__EXERCISE DIRECTIONS__. Reproduce the lines of the data below word for word, leaving out the pictures.

Element box records:
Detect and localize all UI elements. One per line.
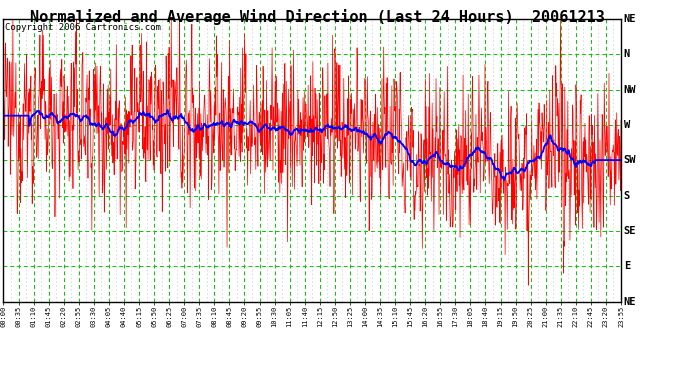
Text: Copyright 2006 Cartronics.com: Copyright 2006 Cartronics.com bbox=[5, 23, 161, 32]
Text: NW: NW bbox=[624, 84, 636, 94]
Text: SW: SW bbox=[624, 155, 636, 165]
Text: Normalized and Average Wind Direction (Last 24 Hours)  20061213: Normalized and Average Wind Direction (L… bbox=[30, 9, 605, 26]
Text: W: W bbox=[624, 120, 630, 130]
Text: NE: NE bbox=[624, 14, 636, 24]
Text: NE: NE bbox=[624, 297, 636, 307]
Text: E: E bbox=[624, 261, 630, 272]
Text: SE: SE bbox=[624, 226, 636, 236]
Text: N: N bbox=[624, 49, 630, 59]
Text: S: S bbox=[624, 191, 630, 201]
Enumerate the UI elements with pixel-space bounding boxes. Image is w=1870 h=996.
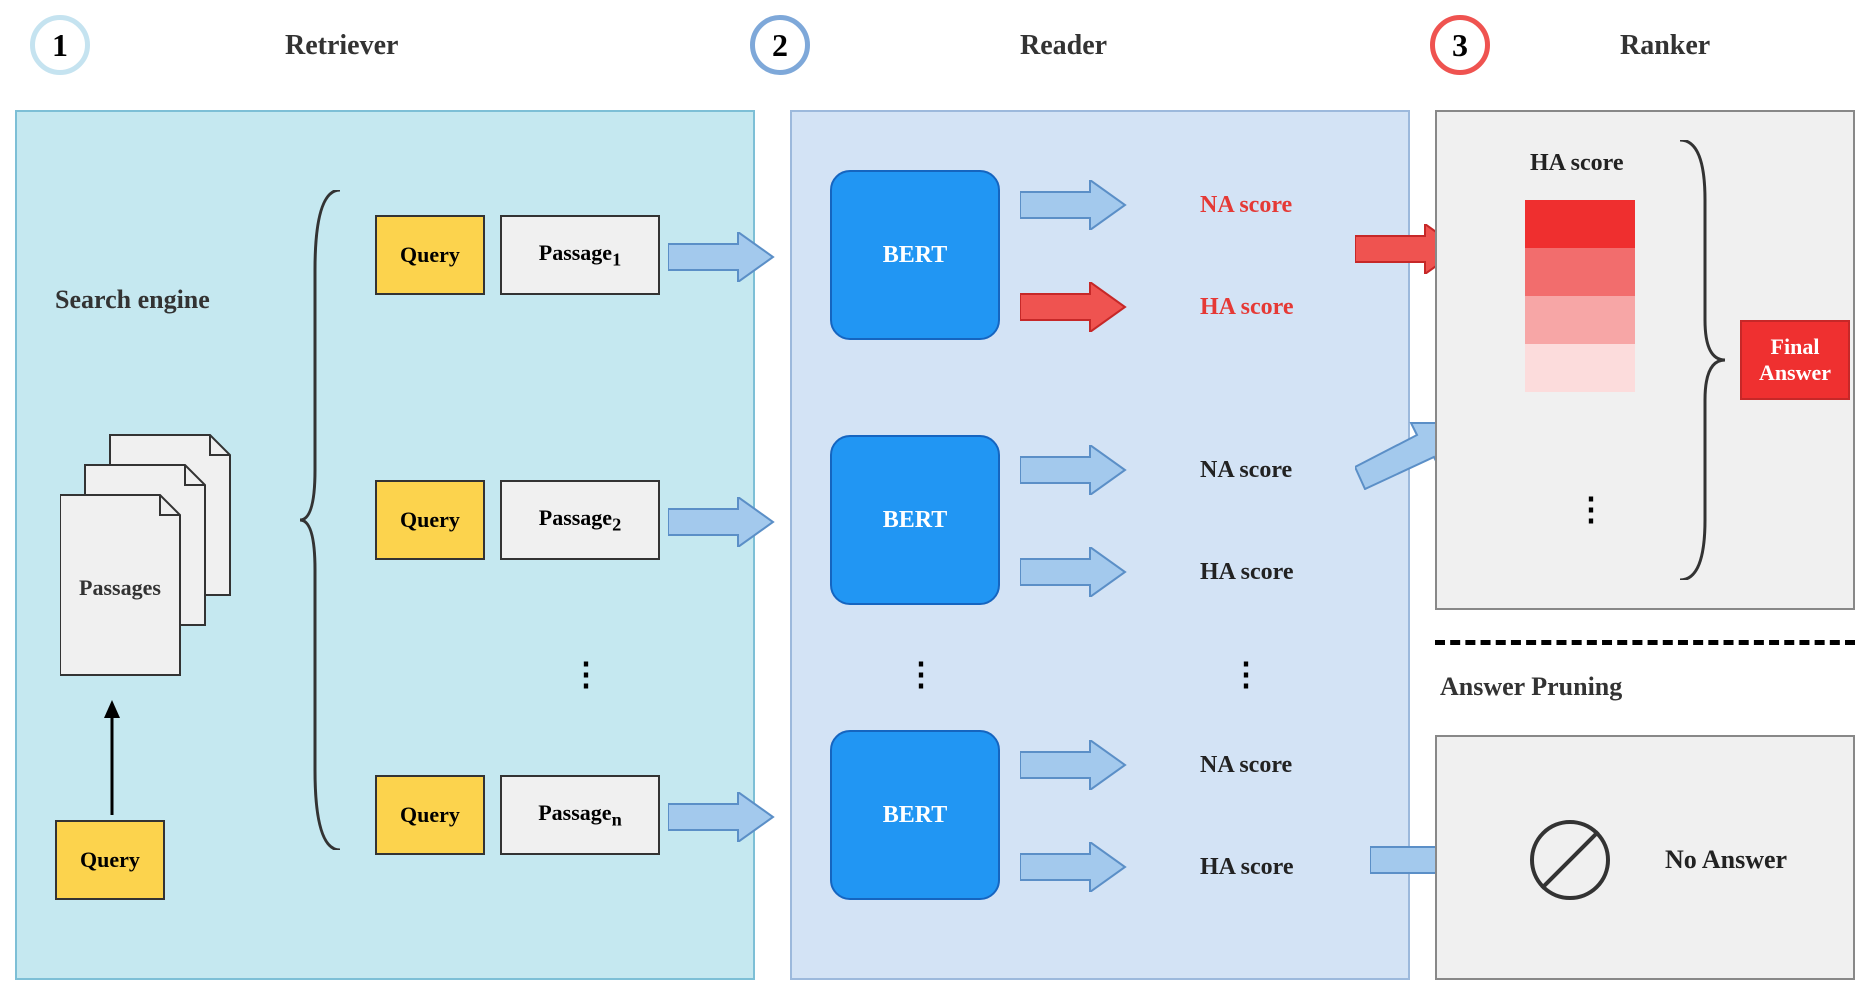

__RESPONSE TO THE EXERCISE__.
Detect and localize all UI elements. One per line.
Text: Copyright 2006 Cartronics.com: Copyright 2006 Cartronics.com bbox=[5, 23, 161, 32]
Text: NW: NW bbox=[624, 84, 636, 94]
Text: SW: SW bbox=[624, 155, 636, 165]
Text: Normalized and Average Wind Direction (Last 24 Hours)  20061213: Normalized and Average Wind Direction (L… bbox=[30, 9, 605, 26]
Text: W: W bbox=[624, 120, 630, 130]
Text: NE: NE bbox=[624, 14, 636, 24]
Text: NE: NE bbox=[624, 297, 636, 307]
Text: E: E bbox=[624, 261, 630, 272]
Text: SE: SE bbox=[624, 226, 636, 236]
Text: N: N bbox=[624, 49, 630, 59]
Text: S: S bbox=[624, 191, 630, 201]
Enumerate the UI elements with pixel-space bounding boxes. Image is w=1870 h=996.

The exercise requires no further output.